[TASK DESCRIPTION]: Write out the full set of records below exactly.

[RECORDS FOR THIS EXERCISE]:
>> begin
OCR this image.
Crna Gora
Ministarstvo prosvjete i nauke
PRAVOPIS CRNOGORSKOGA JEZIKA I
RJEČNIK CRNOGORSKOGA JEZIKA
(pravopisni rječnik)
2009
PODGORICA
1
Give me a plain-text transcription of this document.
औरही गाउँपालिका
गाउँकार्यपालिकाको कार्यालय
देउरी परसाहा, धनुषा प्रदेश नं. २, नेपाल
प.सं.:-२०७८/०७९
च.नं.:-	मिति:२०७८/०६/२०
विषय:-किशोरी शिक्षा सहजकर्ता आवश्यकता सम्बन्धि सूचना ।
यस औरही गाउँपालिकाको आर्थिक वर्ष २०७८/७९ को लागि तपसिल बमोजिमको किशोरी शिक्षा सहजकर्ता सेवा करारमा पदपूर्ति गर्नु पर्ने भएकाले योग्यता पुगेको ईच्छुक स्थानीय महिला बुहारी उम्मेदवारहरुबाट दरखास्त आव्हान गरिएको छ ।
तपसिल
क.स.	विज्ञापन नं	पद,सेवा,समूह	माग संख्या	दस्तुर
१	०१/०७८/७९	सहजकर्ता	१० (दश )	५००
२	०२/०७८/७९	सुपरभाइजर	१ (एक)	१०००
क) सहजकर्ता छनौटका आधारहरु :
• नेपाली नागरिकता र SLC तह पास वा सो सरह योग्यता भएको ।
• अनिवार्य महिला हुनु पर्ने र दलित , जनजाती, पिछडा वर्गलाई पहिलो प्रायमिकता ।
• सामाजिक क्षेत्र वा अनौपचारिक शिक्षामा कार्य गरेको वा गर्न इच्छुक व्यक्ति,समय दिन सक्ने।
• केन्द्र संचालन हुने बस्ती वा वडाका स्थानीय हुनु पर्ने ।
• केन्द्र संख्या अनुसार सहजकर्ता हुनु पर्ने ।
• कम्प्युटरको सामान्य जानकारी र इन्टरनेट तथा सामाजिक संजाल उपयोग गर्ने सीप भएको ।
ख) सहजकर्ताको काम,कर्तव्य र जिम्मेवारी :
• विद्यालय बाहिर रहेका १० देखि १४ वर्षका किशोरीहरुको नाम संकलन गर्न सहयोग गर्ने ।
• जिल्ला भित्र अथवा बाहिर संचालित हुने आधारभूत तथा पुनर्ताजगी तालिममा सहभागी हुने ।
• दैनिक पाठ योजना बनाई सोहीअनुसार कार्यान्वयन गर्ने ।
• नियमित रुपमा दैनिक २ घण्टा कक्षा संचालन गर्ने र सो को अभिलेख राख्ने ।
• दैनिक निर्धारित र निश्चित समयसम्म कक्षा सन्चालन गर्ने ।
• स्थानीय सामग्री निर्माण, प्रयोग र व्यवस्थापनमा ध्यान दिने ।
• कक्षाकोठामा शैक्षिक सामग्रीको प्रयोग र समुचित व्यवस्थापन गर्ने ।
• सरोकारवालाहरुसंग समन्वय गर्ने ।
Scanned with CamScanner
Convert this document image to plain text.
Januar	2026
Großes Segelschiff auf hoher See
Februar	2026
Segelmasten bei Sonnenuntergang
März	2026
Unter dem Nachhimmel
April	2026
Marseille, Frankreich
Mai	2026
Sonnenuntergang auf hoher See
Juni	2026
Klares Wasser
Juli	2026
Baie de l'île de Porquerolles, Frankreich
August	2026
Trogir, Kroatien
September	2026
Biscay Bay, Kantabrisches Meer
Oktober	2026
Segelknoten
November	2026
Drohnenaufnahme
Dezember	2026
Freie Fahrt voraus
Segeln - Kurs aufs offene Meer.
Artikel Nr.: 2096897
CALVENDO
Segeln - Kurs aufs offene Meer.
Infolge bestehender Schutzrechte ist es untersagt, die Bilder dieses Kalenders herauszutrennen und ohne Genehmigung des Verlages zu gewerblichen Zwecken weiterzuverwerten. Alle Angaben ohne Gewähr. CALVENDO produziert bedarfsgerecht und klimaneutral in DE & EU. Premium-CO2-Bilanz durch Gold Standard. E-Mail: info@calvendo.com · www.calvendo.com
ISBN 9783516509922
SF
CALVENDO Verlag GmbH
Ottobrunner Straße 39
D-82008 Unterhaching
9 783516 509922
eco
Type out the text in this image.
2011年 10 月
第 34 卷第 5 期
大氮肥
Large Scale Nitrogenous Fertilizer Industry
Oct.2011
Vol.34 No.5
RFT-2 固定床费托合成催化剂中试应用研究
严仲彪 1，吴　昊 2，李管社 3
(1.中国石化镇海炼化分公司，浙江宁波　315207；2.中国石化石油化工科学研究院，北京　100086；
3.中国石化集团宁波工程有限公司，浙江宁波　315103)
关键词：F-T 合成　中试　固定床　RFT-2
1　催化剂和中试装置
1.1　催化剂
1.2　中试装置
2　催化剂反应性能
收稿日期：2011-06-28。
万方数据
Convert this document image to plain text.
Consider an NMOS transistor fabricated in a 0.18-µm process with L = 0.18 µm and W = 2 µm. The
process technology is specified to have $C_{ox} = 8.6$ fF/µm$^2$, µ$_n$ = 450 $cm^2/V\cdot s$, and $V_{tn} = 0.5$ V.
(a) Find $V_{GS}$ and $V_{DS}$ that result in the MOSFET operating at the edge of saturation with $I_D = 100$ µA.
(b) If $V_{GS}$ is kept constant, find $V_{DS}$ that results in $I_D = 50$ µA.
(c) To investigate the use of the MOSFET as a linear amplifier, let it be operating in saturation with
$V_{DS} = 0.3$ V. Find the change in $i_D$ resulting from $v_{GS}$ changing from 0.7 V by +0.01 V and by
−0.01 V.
>> end
[TASK SOLUTION]:
OCR this image.
Crna Gora
Ministarstvo prosvjete i nauke
PRAVOPIS CRNOGORSKOGA JEZIKA I
RJEČNIK CRNOGORSKOGA JEZIKA
(pravopisni rječnik)
2009
PODGORICA
1
Give me a plain-text transcription of this document.
औरही गाउँपालिका
गाउँकार्यपालिकाको कार्यालय
देउरी परसाहा, धनुषा प्रदेश नं. २, नेपाल
प.सं.:-२०७८/०७९
च.नं.:-	मिति:२०७८/०६/२०
विषय:-किशोरी शिक्षा सहजकर्ता आवश्यकता सम्बन्धि सूचना ।
यस औरही गाउँपालिकाको आर्थिक वर्ष २०७८/७९ को लागि तपसिल बमोजिमको किशोरी शिक्षा सहजकर्ता सेवा करारमा पदपूर्ति गर्नु पर्ने भएकाले योग्यता पुगेको ईच्छुक स्थानीय महिला बुहारी उम्मेदवारहरुबाट दरखास्त आव्हान गरिएको छ ।
तपसिल
क.स.	विज्ञापन नं	पद,सेवा,समूह	माग संख्या	दस्तुर
१	०१/०७८/७९	सहजकर्ता	१० (दश )	५००
२	०२/०७८/७९	सुपरभाइजर	१ (एक)	१०००
क) सहजकर्ता छनौटका आधारहरु :
• नेपाली नागरिकता र SLC तह पास वा सो सरह योग्यता भएको ।
• अनिवार्य महिला हुनु पर्ने र दलित , जनजाती, पिछडा वर्गलाई पहिलो प्रायमिकता ।
• सामाजिक क्षेत्र वा अनौपचारिक शिक्षामा कार्य गरेको वा गर्न इच्छुक व्यक्ति,समय दिन सक्ने।
• केन्द्र संचालन हुने बस्ती वा वडाका स्थानीय हुनु पर्ने ।
• केन्द्र संख्या अनुसार सहजकर्ता हुनु पर्ने ।
• कम्प्युटरको सामान्य जानकारी र इन्टरनेट तथा सामाजिक संजाल उपयोग गर्ने सीप भएको ।
ख) सहजकर्ताको काम,कर्तव्य र जिम्मेवारी :
• विद्यालय बाहिर रहेका १० देखि १४ वर्षका किशोरीहरुको नाम संकलन गर्न सहयोग गर्ने ।
• जिल्ला भित्र अथवा बाहिर संचालित हुने आधारभूत तथा पुनर्ताजगी तालिममा सहभागी हुने ।
• दैनिक पाठ योजना बनाई सोहीअनुसार कार्यान्वयन गर्ने ।
• नियमित रुपमा दैनिक २ घण्टा कक्षा संचालन गर्ने र सो को अभिलेख राख्ने ।
• दैनिक निर्धारित र निश्चित समयसम्म कक्षा सन्चालन गर्ने ।
• स्थानीय सामग्री निर्माण, प्रयोग र व्यवस्थापनमा ध्यान दिने ।
• कक्षाकोठामा शैक्षिक सामग्रीको प्रयोग र समुचित व्यवस्थापन गर्ने ।
• सरोकारवालाहरुसंग समन्वय गर्ने ।
Scanned with CamScanner
Convert this document image to plain text.
Januar	2026
Großes Segelschiff auf hoher See
Februar	2026
Segelmasten bei Sonnenuntergang
März	2026
Unter dem Nachhimmel
April	2026
Marseille, Frankreich
Mai	2026
Sonnenuntergang auf hoher See
Juni	2026
Klares Wasser
Juli	2026
Baie de l'île de Porquerolles, Frankreich
August	2026
Trogir, Kroatien
September	2026
Biscay Bay, Kantabrisches Meer
Oktober	2026
Segelknoten
November	2026
Drohnenaufnahme
Dezember	2026
Freie Fahrt voraus
Segeln - Kurs aufs offene Meer.
Artikel Nr.: 2096897
CALVENDO
Segeln - Kurs aufs offene Meer.
Infolge bestehender Schutzrechte ist es untersagt, die Bilder dieses Kalenders herauszutrennen und ohne Genehmigung des Verlages zu gewerblichen Zwecken weiterzuverwerten. Alle Angaben ohne Gewähr. CALVENDO produziert bedarfsgerecht und klimaneutral in DE & EU. Premium-CO2-Bilanz durch Gold Standard. E-Mail: info@calvendo.com · www.calvendo.com
ISBN 9783516509922
SF
CALVENDO Verlag GmbH
Ottobrunner Straße 39
D-82008 Unterhaching
9 783516 509922
eco
Type out the text in this image.
2011年 10 月
第 34 卷第 5 期
大氮肥
Large Scale Nitrogenous Fertilizer Industry
Oct.2011
Vol.34 No.5
RFT-2 固定床费托合成催化剂中试应用研究
严仲彪 1，吴　昊 2，李管社 3
(1.中国石化镇海炼化分公司，浙江宁波　315207；2.中国石化石油化工科学研究院，北京　100086；
3.中国石化集团宁波工程有限公司，浙江宁波　315103)
关键词：F-T 合成　中试　固定床　RFT-2
1　催化剂和中试装置
1.1　催化剂
1.2　中试装置
2　催化剂反应性能
收稿日期：2011-06-28。
万方数据
Convert this document image to plain text.
Consider an NMOS transistor fabricated in a 0.18-µm process with L = 0.18 µm and W = 2 µm. The
process technology is specified to have $C_{ox} = 8.6$ fF/µm$^2$, µ$_n$ = 450 $cm^2/V\cdot s$, and $V_{tn} = 0.5$ V.
(a) Find $V_{GS}$ and $V_{DS}$ that result in the MOSFET operating at the edge of saturation with $I_D = 100$ µA.
(b) If $V_{GS}$ is kept constant, find $V_{DS}$ that results in $I_D = 50$ µA.
(c) To investigate the use of the MOSFET as a linear amplifier, let it be operating in saturation with
$V_{DS} = 0.3$ V. Find the change in $i_D$ resulting from $v_{GS}$ changing from 0.7 V by +0.01 V and by
−0.01 V.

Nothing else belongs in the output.